**Problem to work on:**
Look through the data below and return each line where "will" appears.

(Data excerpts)

▶

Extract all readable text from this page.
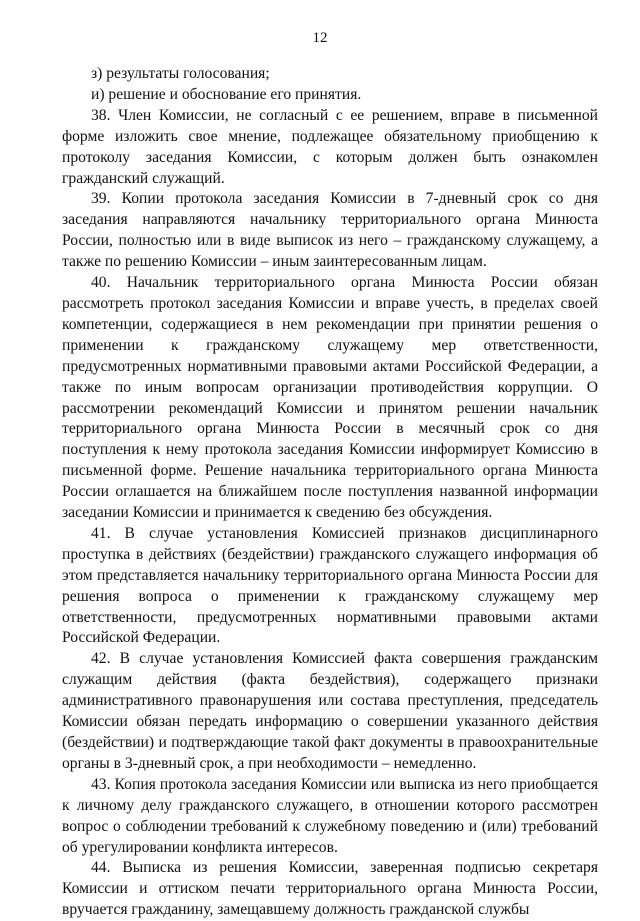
12

з) результаты голосования;

и) решение и обоснование его принятия.

38. Член Комиссии, не согласный с ее решением, вправе в письменной форме изложить свое мнение, подлежащее обязательному приобщению к протоколу заседания Комиссии, с которым должен быть ознакомлен гражданский служащий.

39. Копии протокола заседания Комиссии в 7-дневный срок со дня заседания направляются начальнику территориального органа Минюста России, полностью или в виде выписок из него – гражданскому служащему, а также по решению Комиссии – иным заинтересованным лицам.

40. Начальник территориального органа Минюста России обязан рассмотреть протокол заседания Комиссии и вправе учесть, в пределах своей компетенции, содержащиеся в нем рекомендации при принятии решения о применении к гражданскому служащему мер ответственности, предусмотренных нормативными правовыми актами Российской Федерации, а также по иным вопросам организации противодействия коррупции. О рассмотрении рекомендаций Комиссии и принятом решении начальник территориального органа Минюста России в месячный срок со дня поступления к нему протокола заседания Комиссии информирует Комиссию в письменной форме. Решение начальника территориального органа Минюста России оглашается на ближайшем после поступления названной информации заседании Комиссии и принимается к сведению без обсуждения.

41. В случае установления Комиссией признаков дисциплинарного проступка в действиях (бездействии) гражданского служащего информация об этом представляется начальнику территориального органа Минюста России для решения вопроса о применении к гражданскому служащему мер ответственности, предусмотренных нормативными правовыми актами Российской Федерации.

42. В случае установления Комиссией факта совершения гражданским служащим действия (факта бездействия), содержащего признаки административного правонарушения или состава преступления, председатель Комиссии обязан передать информацию о совершении указанного действия (бездействии) и подтверждающие такой факт документы в правоохранительные органы в 3-дневный срок, а при необходимости – немедленно.

43. Копия протокола заседания Комиссии или выписка из него приобщается к личному делу гражданского служащего, в отношении которого рассмотрен вопрос о соблюдении требований к служебному поведению и (или) требований об урегулировании конфликта интересов.

44. Выписка из решения Комиссии, заверенная подписью секретаря Комиссии и оттиском печати территориального органа Минюста России, вручается гражданину, замещавшему должность гражданской службы
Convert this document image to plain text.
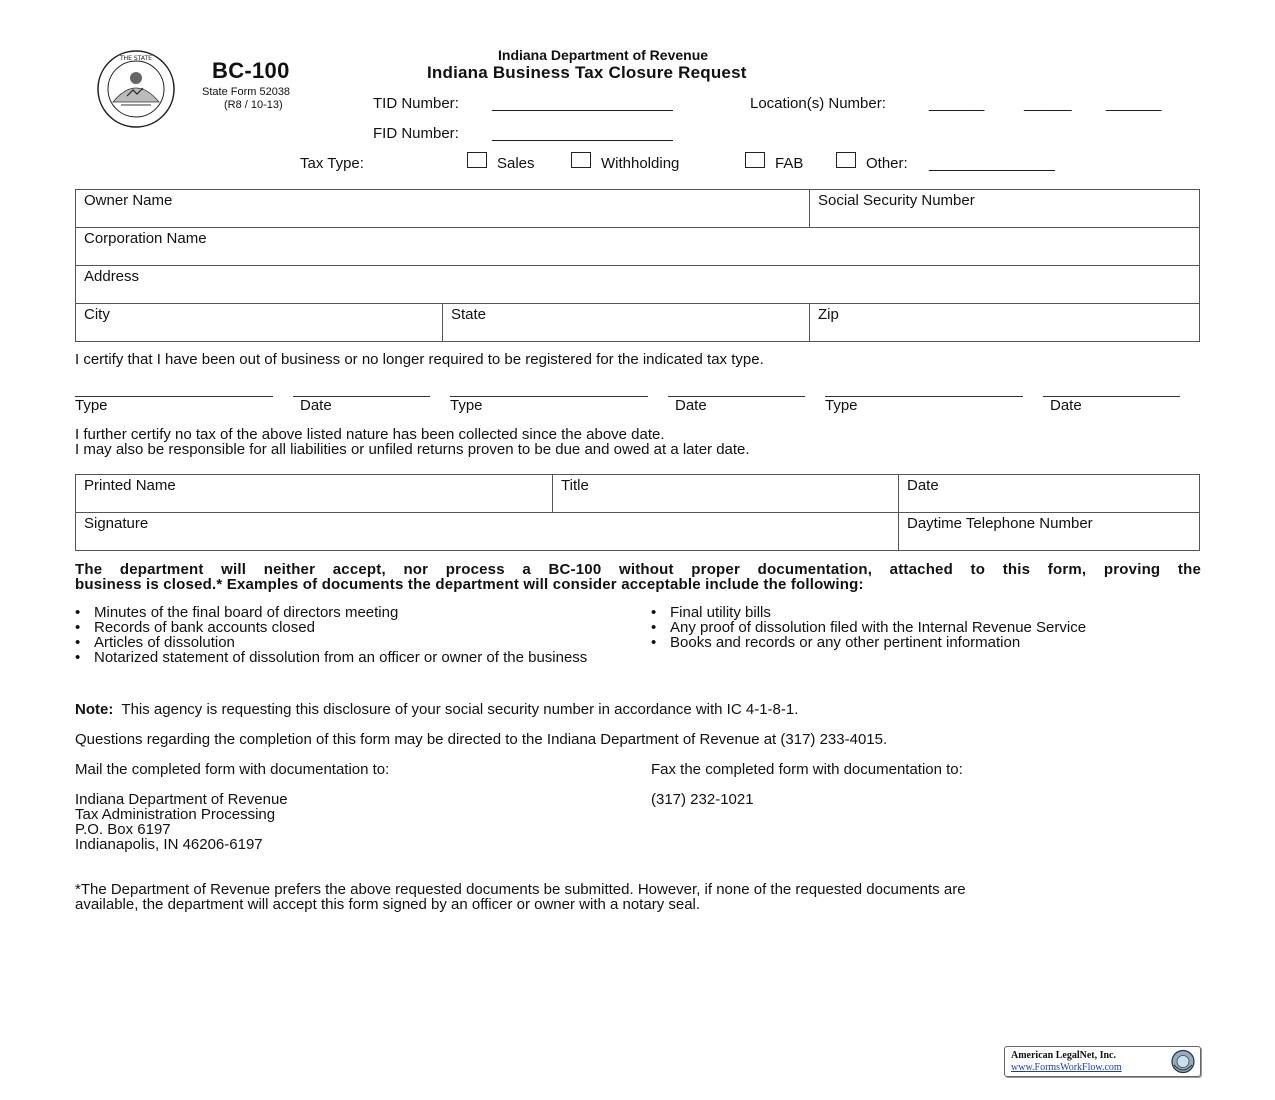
THE STATE	BC-100
State Form 52038
(R8 / 10-13)
Indiana Department of Revenue
Indiana Business Tax Closure Request
TID Number: _______________________	Location(s) Number:	_______	______ _______
FID Number: _______________________
Tax Type:	Sales	Withholding	FAB	Other: ________________
Owner Name		Social Security Number
Corporation Name		
Address		
City	State	Zip
I certify that I have been out of business or no longer required to be registered for the indicated tax type.
Type	Date	Type	Date	Type	Date
I further certify no tax of the above listed nature has been collected since the above date.
I may also be responsible for all liabilities or unfiled returns proven to be due and owed at a later date.
Printed Name	Title	Date
Signature		Daytime Telephone Number
The department will neither accept, nor process a BC-100 without proper documentation, attached to this form, proving the
business is closed.* Examples of documents the department will consider acceptable include the following:
• Minutes of the final board of directors meeting
• Records of bank accounts closed
• Articles of dissolution
• Notarized statement of dissolution from an officer or owner of the business
• Final utility bills
• Any proof of dissolution filed with the Internal Revenue Service
• Books and records or any other pertinent information
Note: This agency is requesting this disclosure of your social security number in accordance with IC 4-1-8-1.
Questions regarding the completion of this form may be directed to the Indiana Department of Revenue at (317) 233-4015.
Mail the completed form with documentation to:	Fax the completed form with documentation to:
Indiana Department of Revenue
Tax Administration Processing
P.O. Box 6197
Indianapolis, IN 46206-6197
(317) 232-1021
*The Department of Revenue prefers the above requested documents be submitted. However, if none of the requested documents are
available, the department will accept this form signed by an officer or owner with a notary seal.
American LegalNet, Inc.
www.FormsWorkFlow.com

◀

**Written answer:**
The department will neither accept, nor process a BC-100 without proper documentation, attached to this form, proving the
business is closed.* Examples of documents the department will consider acceptable include the following:
available, the department will accept this form signed by an officer or owner with a notary seal.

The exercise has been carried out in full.